### Instructions to follow:
Keep the wording of each record exactly the same when you repeat it, and leave out pictures.

··· Supplied records ···

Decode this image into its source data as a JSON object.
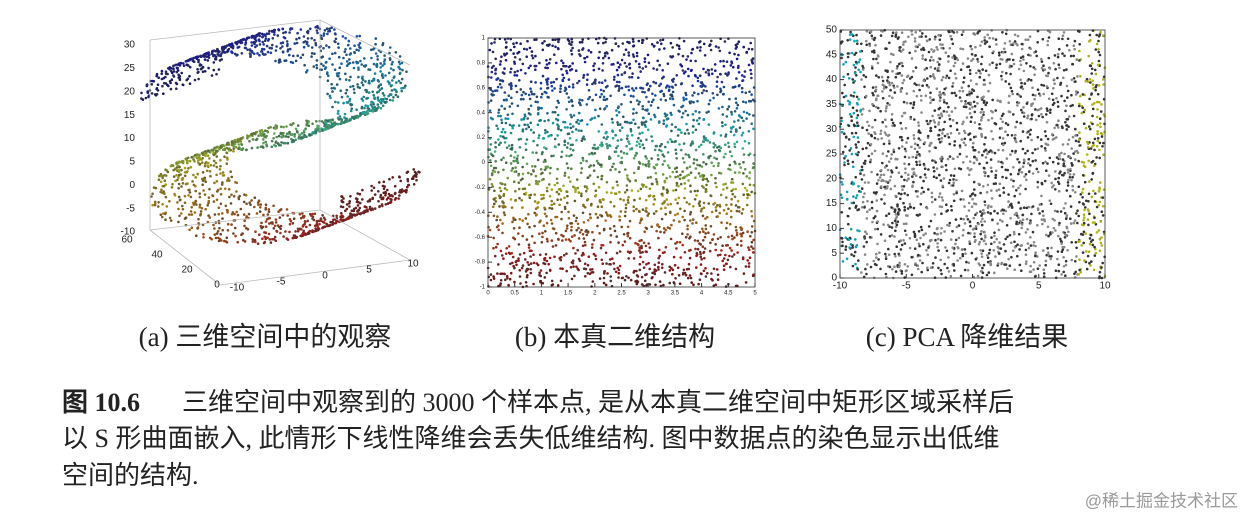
{
  "figure": {
    "panels": [
      {
        "caption": "(a) 三维空间中的观察",
        "zticks": [
          -10,
          -5,
          0,
          5,
          10,
          15,
          20,
          25,
          30
        ],
        "yticks": [
          0,
          20,
          40,
          60
        ],
        "xticks": [
          -10,
          -5,
          0,
          5,
          10
        ]
      },
      {
        "caption": "(b) 本真二维结构",
        "xticks": [
          0,
          0.5,
          1,
          1.5,
          2,
          2.5,
          3,
          3.5,
          4,
          4.5,
          5
        ],
        "yticks": [
          -1,
          -0.8,
          -0.6,
          -0.4,
          -0.2,
          0,
          0.2,
          0.4,
          0.6,
          0.8,
          1
        ]
      },
      {
        "caption": "(c) PCA 降维结果",
        "xticks": [
          -10,
          -5,
          0,
          5,
          10
        ],
        "yticks": [
          0,
          5,
          10,
          15,
          20,
          25,
          30,
          35,
          40,
          45,
          50
        ]
      }
    ],
    "caption": {
      "label": "图 10.6",
      "lines": [
        "三维空间中观察到的 3000 个样本点, 是从本真二维空间中矩形区域采样后",
        "以 S 形曲面嵌入, 此情形下线性降维会丢失低维结构. 图中数据点的染色显示出低维",
        "空间的结构."
      ]
    }
  },
  "watermark": "@稀土掘金技术社区"
}
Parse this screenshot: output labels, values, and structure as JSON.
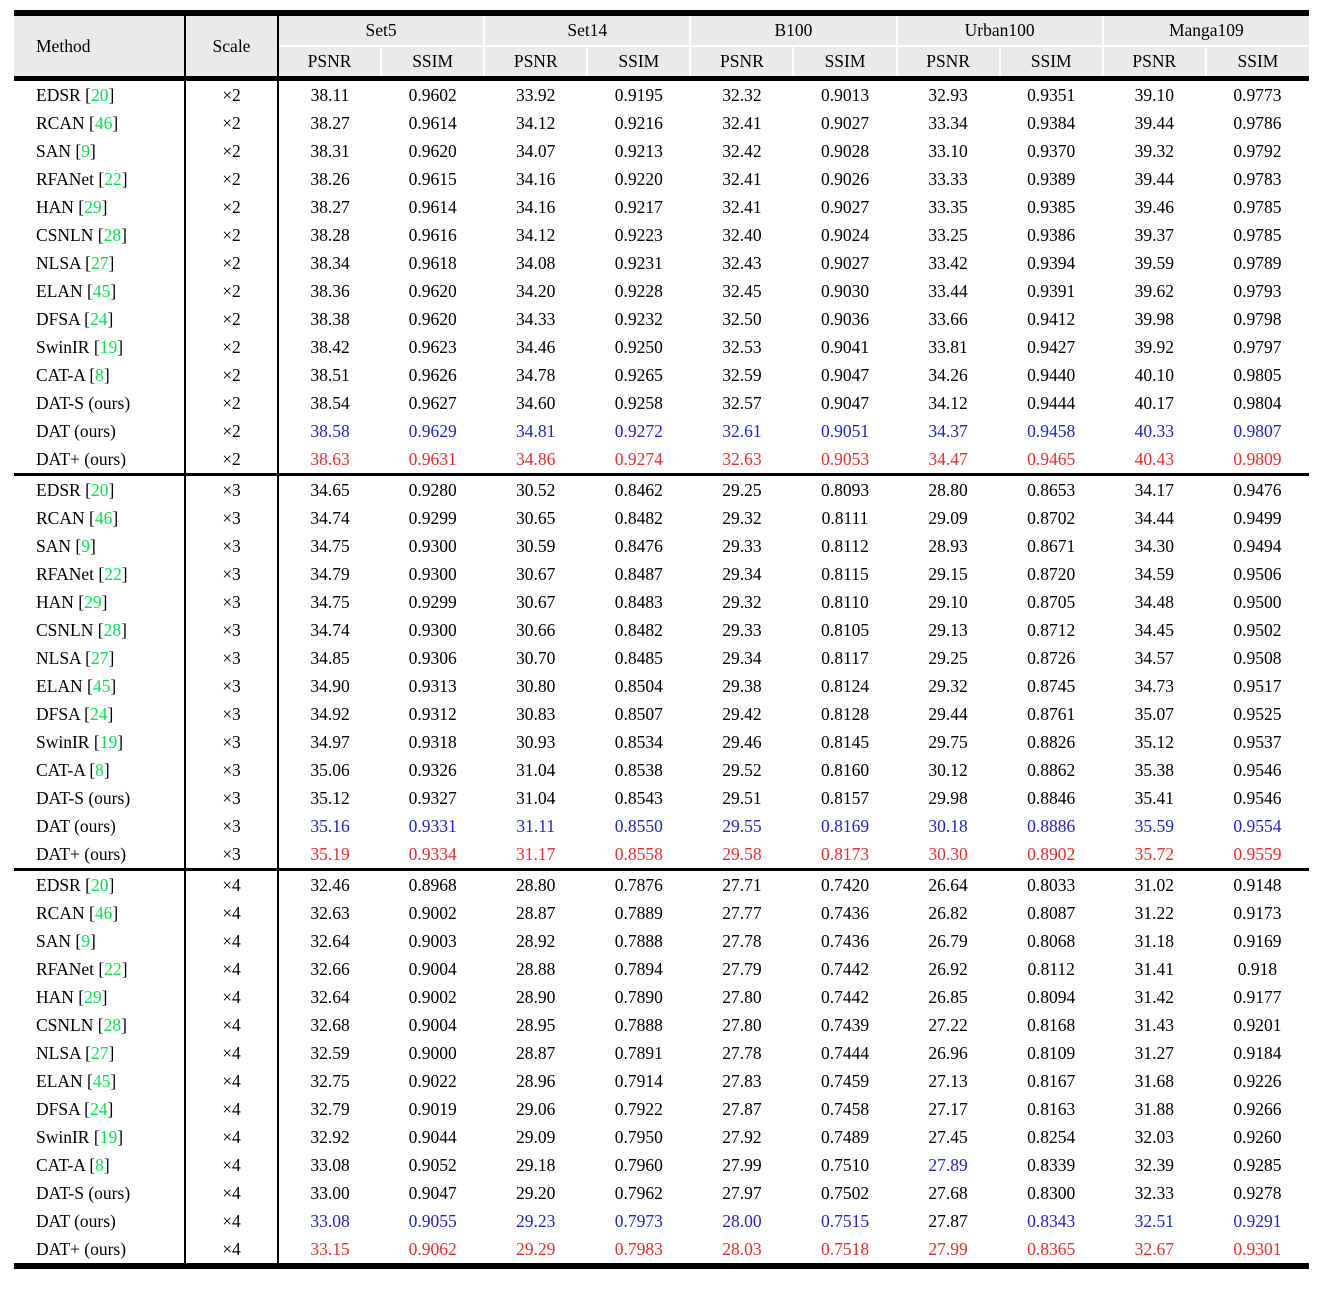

···

### Solution for this problem:
Decode this image into its source data as a JSON object.
{
  "figure": {
    "panels": [
      {
        "caption": "(a) 三维空间中的观察",
        "zticks": [
          -10,
          -5,
          0,
          5,
          10,
          15,
          20,
          25,
          30
        ],
        "yticks": [
          0,
          20,
          40,
          60
        ],
        "xticks": [
          -10,
          -5,
          0,
          5,
          10
        ]
      },
      {
        "caption": "(b) 本真二维结构",
        "xticks": [
          0,
          0.5,
          1,
          1.5,
          2,
          2.5,
          3,
          3.5,
          4,
          4.5,
          5
        ],
        "yticks": [
          -1,
          -0.8,
          -0.6,
          -0.4,
          -0.2,
          0,
          0.2,
          0.4,
          0.6,
          0.8,
          1
        ]
      },
      {
        "caption": "(c) PCA 降维结果",
        "xticks": [
          -10,
          -5,
          0,
          5,
          10
        ],
        "yticks": [
          0,
          5,
          10,
          15,
          20,
          25,
          30,
          35,
          40,
          45,
          50
        ]
      }
    ],
    "caption": {
      "label": "图 10.6",
      "lines": [
        "三维空间中观察到的 3000 个样本点, 是从本真二维空间中矩形区域采样后",
        "以 S 形曲面嵌入, 此情形下线性降维会丢失低维结构. 图中数据点的染色显示出低维",
        "空间的结构."
      ]
    }
  },
  "watermark": "@稀土掘金技术社区"
}
Parse this screenshot: output labels, values, and structure as JSON.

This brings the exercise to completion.